The task » Transcribe the passage of the letters-to-the-editor page below, beginning at the words "At one point" and stopping after "never regret it.".

Text to read »

%%

The Letters to the Editor department is intended to be a forum for our readers to express their own opinions and ideas. While we appreciate the many complimentary letters we receive each day, you won't find them on this page. Instead, you will find letters that go beyond or even contradict what we have written, letters that offer a different perspective and provide a different view of science fiction. If you would like to submit a letter, please use our feedback form or send a message to scifiweekly@scifi.com.
-- Craig E. Engler, Editor
Recommends more Ray Bradbury
read your review of Ray Bradbury's Martian Chronicles. I read it rather late in my Sci-Fi life, myself. I hadn't read anything by Bradbury, although many of my friends had when we were kids. I didn't know what I was missing. I think earlier exposure to his writing would have made me a better writer.
I found his writing style instantly attractive and in my mind there is no better writer in the science fiction world. Stories aside, his writing style is so poetic as to make a trip to the market sound romantic and enticing.
If you liked Martian Chronicles I highly recommend Something Wicked This Way Comes (my first exposure to Bradbury) and if you like film noir detective fiction at all, read Death is a Lonely Business also by Bradbury. It is his entry into non-SF detective fiction and is both depressing and a joy to read at the same time. I was completely enraptured by it. Being a huge fan of Raymond Chandler and Dashiell Hammett, reading Death is a Lonely Business was a great homage to those writers, while being a completely Bradbury work.
At one point the character goes behind a cinema film screen while a movie is playing and that paragraph alone makes this book worth reading twice.
Where can you find it? Not sure. I found it in an old used book store, but if it is currently available, get it. You will never regret it.
Sean Huxter
sean@2ni.com
Editor: I'm a huge Bradbury fan myself (100 feet tall, if you can believe it. Really. I don't even want to talk about trying to get through doorways). For those intersted, Death is a Lonely Business was most recently reprinted in trade paperback by Bantam Doubleday Dell, ISBN: 0553354620.
Can't you just enjoy it?

%%

Given material »
%%

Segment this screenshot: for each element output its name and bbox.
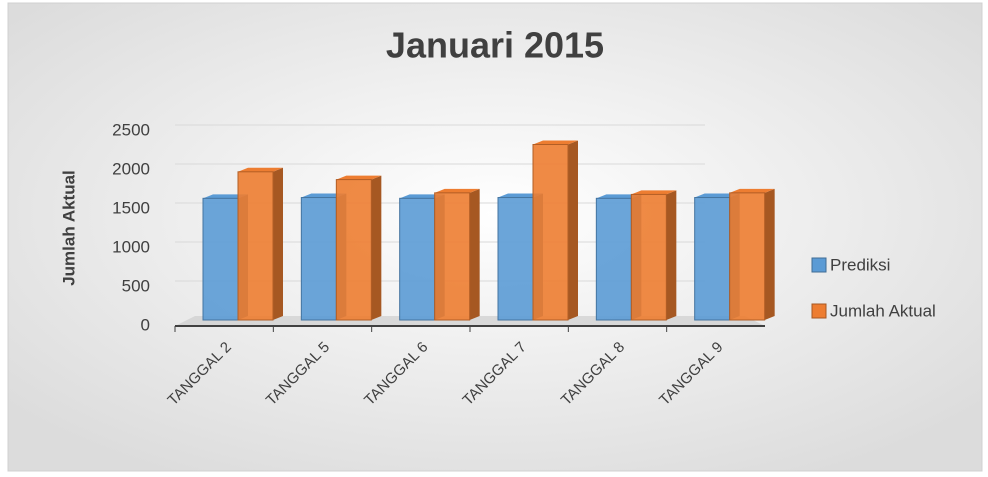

%%

Complete answer »
At one point the character goes behind a cinema film screen while a movie is playing and that paragraph alone makes this book worth reading twice.
Where can you find it? Not sure. I found it in an old used book store, but if it is currently available, get it. You will never regret it.